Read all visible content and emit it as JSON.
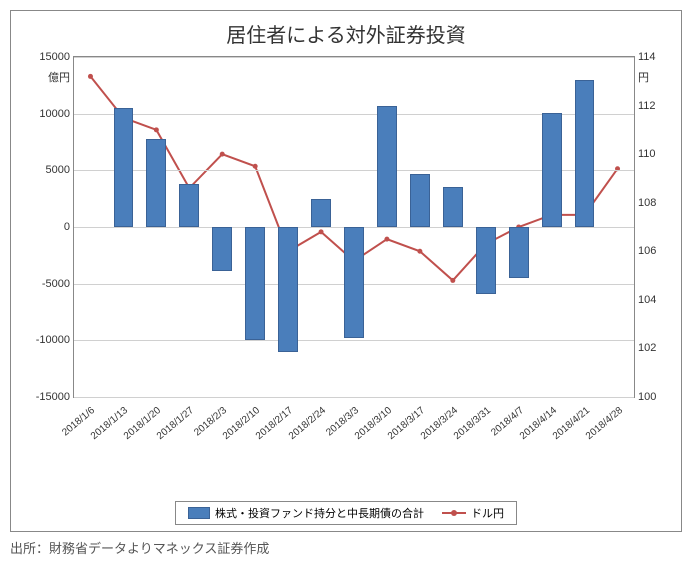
{
  "chart": {
    "title": "居住者による対外証券投資",
    "left_axis": {
      "unit": "億円",
      "min": -15000,
      "max": 15000,
      "step": 5000,
      "ticks": [
        -15000,
        -10000,
        -5000,
        0,
        5000,
        10000,
        15000
      ]
    },
    "right_axis": {
      "unit": "円",
      "min": 100,
      "max": 114,
      "step": 2,
      "ticks": [
        100,
        102,
        104,
        106,
        108,
        110,
        112,
        114
      ]
    },
    "categories": [
      "2018/1/6",
      "2018/1/13",
      "2018/1/20",
      "2018/1/27",
      "2018/2/3",
      "2018/2/10",
      "2018/2/17",
      "2018/2/24",
      "2018/3/3",
      "2018/3/10",
      "2018/3/17",
      "2018/3/24",
      "2018/3/31",
      "2018/4/7",
      "2018/4/14",
      "2018/4/21",
      "2018/4/28"
    ],
    "bars": {
      "label": "株式・投資ファンド持分と中長期債の合計",
      "color": "#4a7ebb",
      "border_color": "#3a6296",
      "values": [
        null,
        10500,
        7800,
        3800,
        -3900,
        -10000,
        -11000,
        2500,
        -9800,
        10700,
        4700,
        3500,
        -5900,
        -4500,
        10100,
        13000,
        null
      ],
      "bar_width_ratio": 0.6
    },
    "line": {
      "label": "ドル円",
      "color": "#c0504d",
      "marker": "circle",
      "marker_size": 5,
      "line_width": 2,
      "values": [
        113.2,
        111.5,
        111.0,
        108.6,
        110.0,
        109.5,
        106.0,
        106.8,
        105.6,
        106.5,
        106.0,
        104.8,
        106.3,
        107.0,
        107.5,
        107.5,
        109.4
      ]
    },
    "background_color": "#ffffff",
    "grid_color": "#d0d0d0",
    "plot_border_color": "#888888"
  },
  "source": "出所：財務省データよりマネックス証券作成"
}
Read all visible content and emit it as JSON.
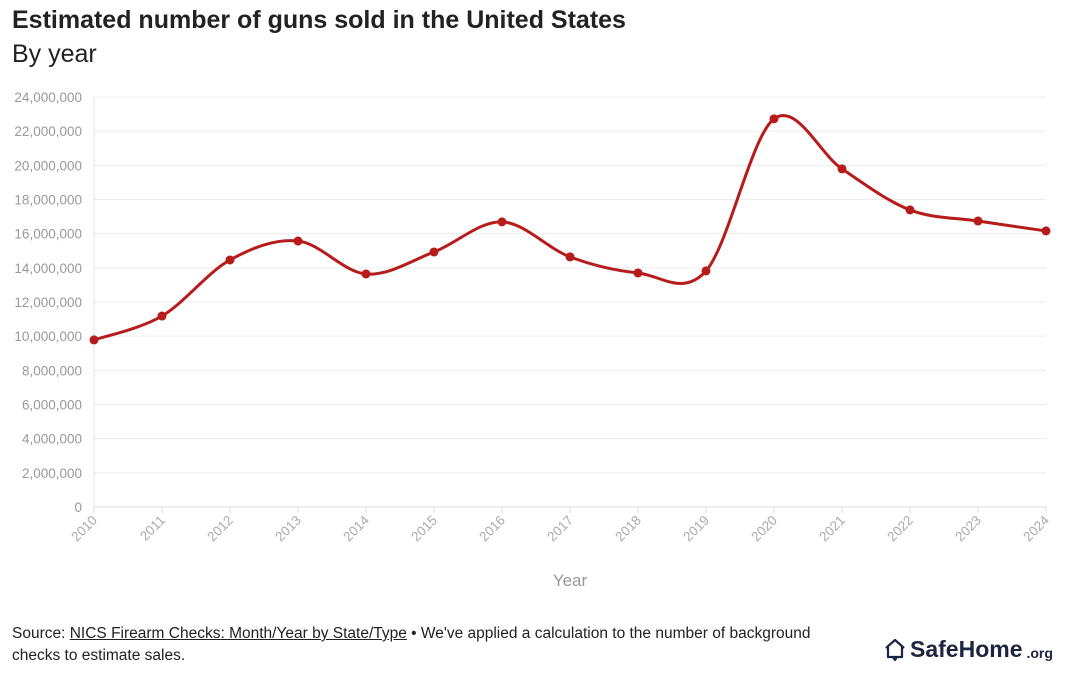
{
  "chart_data": {
    "type": "line",
    "title": "Estimated number of guns sold in the United States",
    "subtitle": "By year",
    "xlabel": "Year",
    "ylabel": "",
    "categories": [
      "2010",
      "2011",
      "2012",
      "2013",
      "2014",
      "2015",
      "2016",
      "2017",
      "2018",
      "2019",
      "2020",
      "2021",
      "2022",
      "2023",
      "2024"
    ],
    "series": [
      {
        "name": "Estimated guns sold",
        "values": [
          9780000,
          11180000,
          14460000,
          15570000,
          13640000,
          14930000,
          16690000,
          14640000,
          13700000,
          13820000,
          22720000,
          19790000,
          17390000,
          16740000,
          16160000
        ]
      }
    ],
    "ylim": [
      0,
      24000000
    ],
    "yticks": [
      "0",
      "2,000,000",
      "4,000,000",
      "6,000,000",
      "8,000,000",
      "10,000,000",
      "12,000,000",
      "14,000,000",
      "16,000,000",
      "18,000,000",
      "20,000,000",
      "22,000,000",
      "24,000,000"
    ],
    "grid": true,
    "line_color": "#b71c1c"
  },
  "footer": {
    "source_prefix": "Source: ",
    "source_link": "NICS Firearm Checks: Month/Year by State/Type",
    "source_suffix": " • We've applied a calculation to the number of background checks to estimate sales.",
    "logo_name": "SafeHome",
    "logo_tld": ".org"
  }
}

## Stated goal:
Copy and report every line where the word "number" is present.

## Finished task:
    "title": "Estimated number of guns sold in the United States",
    "source_suffix": " • We've applied a calculation to the number of background checks to estimate sales.",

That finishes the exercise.